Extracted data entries
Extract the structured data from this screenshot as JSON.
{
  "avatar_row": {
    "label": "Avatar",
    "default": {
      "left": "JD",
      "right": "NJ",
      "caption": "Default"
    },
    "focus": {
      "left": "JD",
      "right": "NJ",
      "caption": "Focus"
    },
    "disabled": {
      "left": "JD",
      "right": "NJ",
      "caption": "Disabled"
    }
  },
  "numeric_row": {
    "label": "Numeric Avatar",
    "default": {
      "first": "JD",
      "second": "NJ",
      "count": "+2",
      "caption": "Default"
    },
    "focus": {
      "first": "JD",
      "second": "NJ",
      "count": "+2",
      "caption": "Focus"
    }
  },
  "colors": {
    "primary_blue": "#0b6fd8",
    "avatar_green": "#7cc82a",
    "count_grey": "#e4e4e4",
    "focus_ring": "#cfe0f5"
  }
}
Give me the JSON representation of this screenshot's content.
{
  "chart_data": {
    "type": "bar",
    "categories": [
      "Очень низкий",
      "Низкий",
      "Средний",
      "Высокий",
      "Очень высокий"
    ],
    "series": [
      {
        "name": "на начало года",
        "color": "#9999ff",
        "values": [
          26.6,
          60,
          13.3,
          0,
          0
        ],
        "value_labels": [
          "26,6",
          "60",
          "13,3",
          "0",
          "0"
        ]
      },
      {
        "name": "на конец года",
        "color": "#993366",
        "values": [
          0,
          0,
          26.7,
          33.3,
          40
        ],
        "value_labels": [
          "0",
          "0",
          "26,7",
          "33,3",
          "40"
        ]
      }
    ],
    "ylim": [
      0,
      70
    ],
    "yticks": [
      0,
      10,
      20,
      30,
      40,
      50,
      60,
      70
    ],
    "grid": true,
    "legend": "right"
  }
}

» Directions
Please return the data above exactly as given.

» Response below
Extract the structured data from this screenshot as JSON.
{
  "avatar_row": {
    "label": "Avatar",
    "default": {
      "left": "JD",
      "right": "NJ",
      "caption": "Default"
    },
    "focus": {
      "left": "JD",
      "right": "NJ",
      "caption": "Focus"
    },
    "disabled": {
      "left": "JD",
      "right": "NJ",
      "caption": "Disabled"
    }
  },
  "numeric_row": {
    "label": "Numeric Avatar",
    "default": {
      "first": "JD",
      "second": "NJ",
      "count": "+2",
      "caption": "Default"
    },
    "focus": {
      "first": "JD",
      "second": "NJ",
      "count": "+2",
      "caption": "Focus"
    }
  },
  "colors": {
    "primary_blue": "#0b6fd8",
    "avatar_green": "#7cc82a",
    "count_grey": "#e4e4e4",
    "focus_ring": "#cfe0f5"
  }
}
Give me the JSON representation of this screenshot's content.
{
  "chart_data": {
    "type": "bar",
    "categories": [
      "Очень низкий",
      "Низкий",
      "Средний",
      "Высокий",
      "Очень высокий"
    ],
    "series": [
      {
        "name": "на начало года",
        "color": "#9999ff",
        "values": [
          26.6,
          60,
          13.3,
          0,
          0
        ],
        "value_labels": [
          "26,6",
          "60",
          "13,3",
          "0",
          "0"
        ]
      },
      {
        "name": "на конец года",
        "color": "#993366",
        "values": [
          0,
          0,
          26.7,
          33.3,
          40
        ],
        "value_labels": [
          "0",
          "0",
          "26,7",
          "33,3",
          "40"
        ]
      }
    ],
    "ylim": [
      0,
      70
    ],
    "yticks": [
      0,
      10,
      20,
      30,
      40,
      50,
      60,
      70
    ],
    "grid": true,
    "legend": "right"
  }
}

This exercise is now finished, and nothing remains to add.